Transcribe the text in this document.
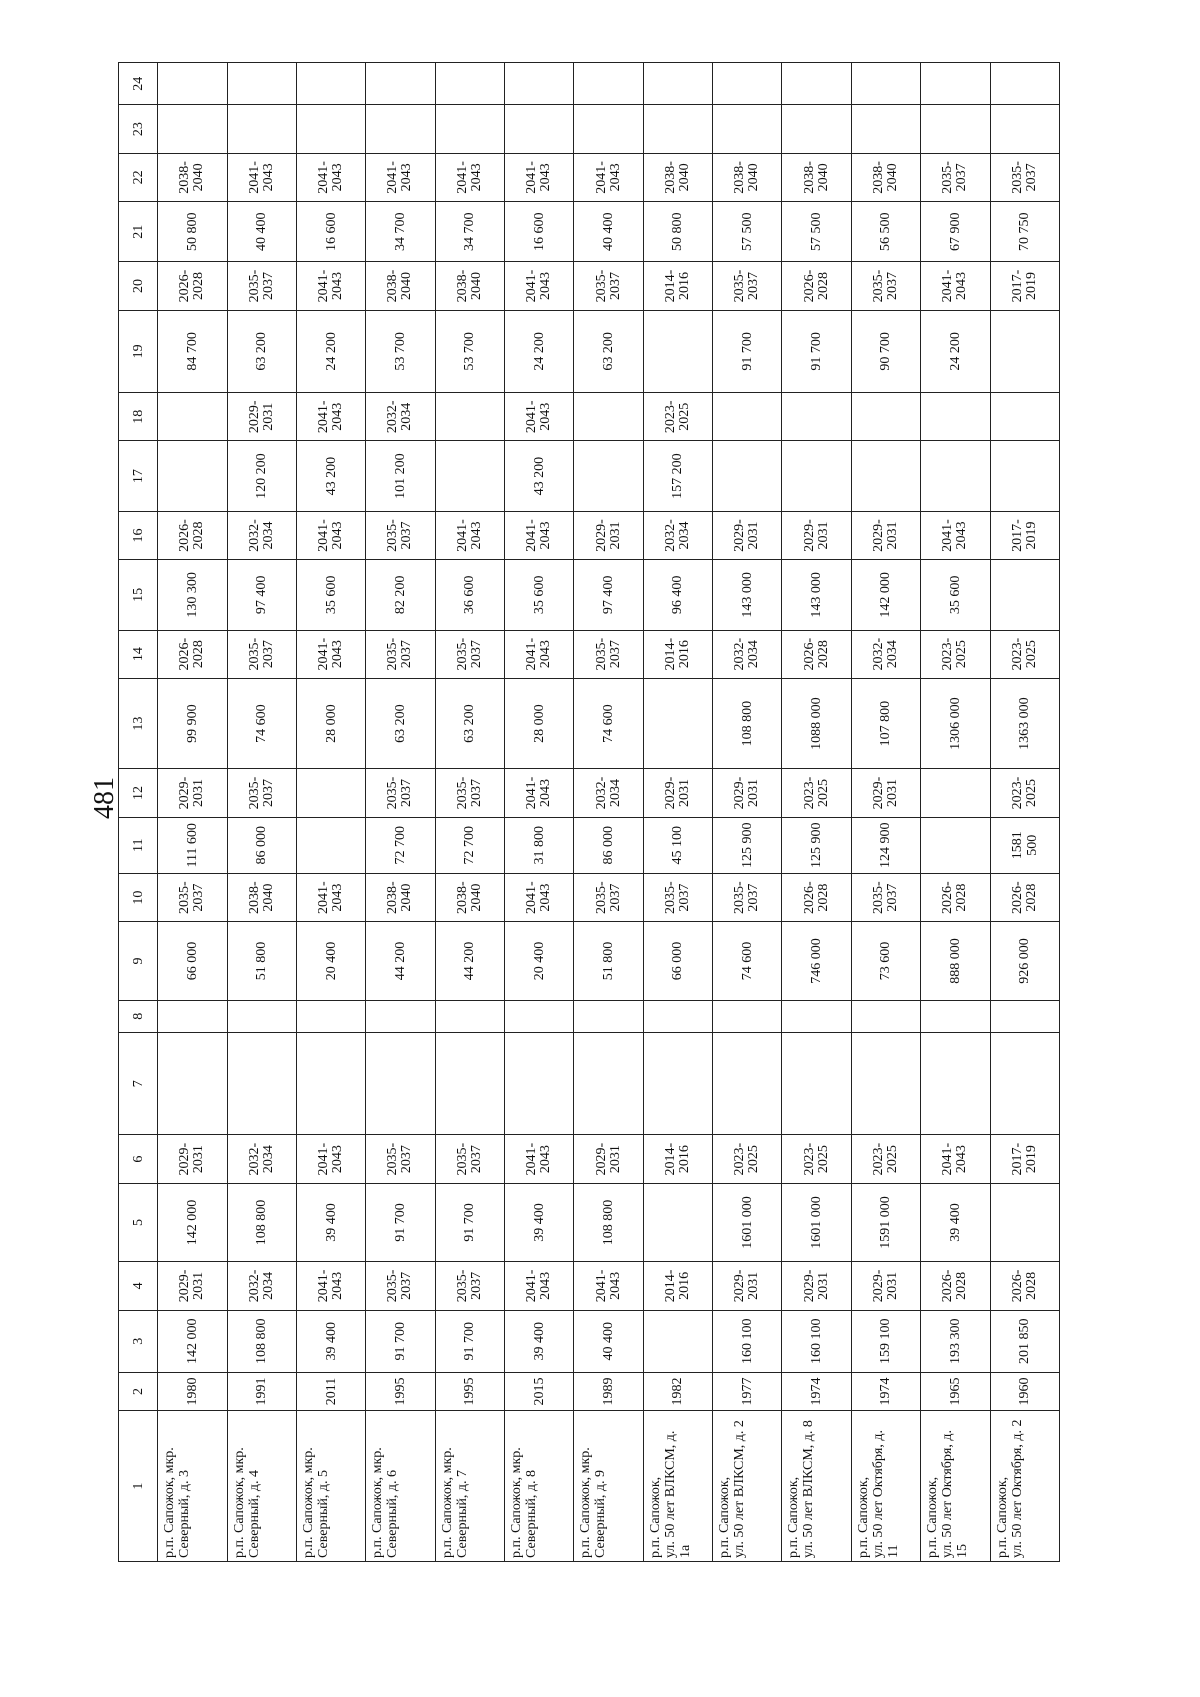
481
1	2	3	4	5	6	7	8	9	10	11	12	13	14	15	16	17	18	19	20	21	22	23	24

р.п. Сапожок, мкр. Северный, д. 3	1980	142 000	2029- 2031	142 000	2029- 2031			66 000	2035- 2037	111 600	2029- 2031	99 900	2026- 2028	130 300	2026- 2028			84 700	2026- 2028	50 800	2038- 2040		

р.п. Сапожок, мкр. Северный, д. 4	1991	108 800	2032- 2034	108 800	2032- 2034			51 800	2038- 2040	86 000	2035- 2037	74 600	2035- 2037	97 400	2032- 2034	120 200	2029- 2031	63 200	2035- 2037	40 400	2041- 2043		

р.п. Сапожок, мкр. Северный, д. 5	2011	39 400	2041- 2043	39 400	2041- 2043			20 400	2041- 2043			28 000	2041- 2043	35 600	2041- 2043	43 200	2041- 2043	24 200	2041- 2043	16 600	2041- 2043		

р.п. Сапожок, мкр. Северный, д. 6	1995	91 700	2035- 2037	91 700	2035- 2037			44 200	2038- 2040	72 700	2035- 2037	63 200	2035- 2037	82 200	2035- 2037	101 200	2032- 2034	53 700	2038- 2040	34 700	2041- 2043		

р.п. Сапожок, мкр. Северный, д. 7	1995	91 700	2035- 2037	91 700	2035- 2037			44 200	2038- 2040	72 700	2035- 2037	63 200	2035- 2037	36 600	2041- 2043			53 700	2038- 2040	34 700	2041- 2043		

р.п. Сапожок, мкр. Северный, д. 8	2015	39 400	2041- 2043	39 400	2041- 2043			20 400	2041- 2043	31 800	2041- 2043	28 000	2041- 2043	35 600	2041- 2043	43 200	2041- 2043	24 200	2041- 2043	16 600	2041- 2043		

р.п. Сапожок, мкр. Северный, д. 9	1989	40 400	2041- 2043	108 800	2029- 2031			51 800	2035- 2037	86 000	2032- 2034	74 600	2035- 2037	97 400	2029- 2031			63 200	2035- 2037	40 400	2041- 2043		

р.п. Сапожок, ул. 50 лет ВЛКСМ, д. 1а	1982		2014- 2016		2014- 2016			66 000	2035- 2037	45 100	2029- 2031		2014- 2016	96 400	2032- 2034	157 200	2023- 2025		2014- 2016	50 800	2038- 2040		

р.п. Сапожок, ул. 50 лет ВЛКСМ, д. 2	1977	160 100	2029- 2031	1601 000	2023- 2025			74 600	2035- 2037	125 900	2029- 2031	108 800	2032- 2034	143 000	2029- 2031			91 700	2035- 2037	57 500	2038- 2040		

р.п. Сапожок, ул. 50 лет ВЛКСМ, д. 8	1974	160 100	2029- 2031	1601 000	2023- 2025			746 000	2026- 2028	125 900	2023- 2025	1088 000	2026- 2028	143 000	2029- 2031			91 700	2026- 2028	57 500	2038- 2040		

р.п. Сапожок, ул. 50 лет Октября, д. 11	1974	159 100	2029- 2031	1591 000	2023- 2025			73 600	2035- 2037	124 900	2029- 2031	107 800	2032- 2034	142 000	2029- 2031			90 700	2035- 2037	56 500	2038- 2040		

р.п. Сапожок, ул. 50 лет Октября, д. 15	1965	193 300	2026- 2028	39 400	2041- 2043			888 000	2026- 2028			1306 000	2023- 2025	35 600	2041- 2043			24 200	2041- 2043	67 900	2035- 2037		

р.п. Сапожок, ул. 50 лет Октября, д. 2	1960	201 850	2026- 2028		2017- 2019			926 000	2026- 2028	1581 500	2023- 2025	1363 000	2023- 2025		2017- 2019				2017- 2019	70 750	2035- 2037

* PROBLEM TO SOLVE *
Copy out every line of the data that includes the word "Северный".

* SOLUTION *
р.п. Сапожок, мкр. Северный, д. 3	1980	142 000	2029- 2031	142 000	2029- 2031			66 000	2035- 2037	111 600	2029- 2031	99 900	2026- 2028	130 300	2026- 2028			84 700	2026- 2028	50 800	2038- 2040		
р.п. Сапожок, мкр. Северный, д. 4	1991	108 800	2032- 2034	108 800	2032- 2034			51 800	2038- 2040	86 000	2035- 2037	74 600	2035- 2037	97 400	2032- 2034	120 200	2029- 2031	63 200	2035- 2037	40 400	2041- 2043		
р.п. Сапожок, мкр. Северный, д. 5	2011	39 400	2041- 2043	39 400	2041- 2043			20 400	2041- 2043			28 000	2041- 2043	35 600	2041- 2043	43 200	2041- 2043	24 200	2041- 2043	16 600	2041- 2043		
р.п. Сапожок, мкр. Северный, д. 6	1995	91 700	2035- 2037	91 700	2035- 2037			44 200	2038- 2040	72 700	2035- 2037	63 200	2035- 2037	82 200	2035- 2037	101 200	2032- 2034	53 700	2038- 2040	34 700	2041- 2043		
р.п. Сапожок, мкр. Северный, д. 7	1995	91 700	2035- 2037	91 700	2035- 2037			44 200	2038- 2040	72 700	2035- 2037	63 200	2035- 2037	36 600	2041- 2043			53 700	2038- 2040	34 700	2041- 2043		
р.п. Сапожок, мкр. Северный, д. 8	2015	39 400	2041- 2043	39 400	2041- 2043			20 400	2041- 2043	31 800	2041- 2043	28 000	2041- 2043	35 600	2041- 2043	43 200	2041- 2043	24 200	2041- 2043	16 600	2041- 2043		
р.п. Сапожок, мкр. Северный, д. 9	1989	40 400	2041- 2043	108 800	2029- 2031			51 800	2035- 2037	86 000	2032- 2034	74 600	2035- 2037	97 400	2029- 2031			63 200	2035- 2037	40 400	2041- 2043		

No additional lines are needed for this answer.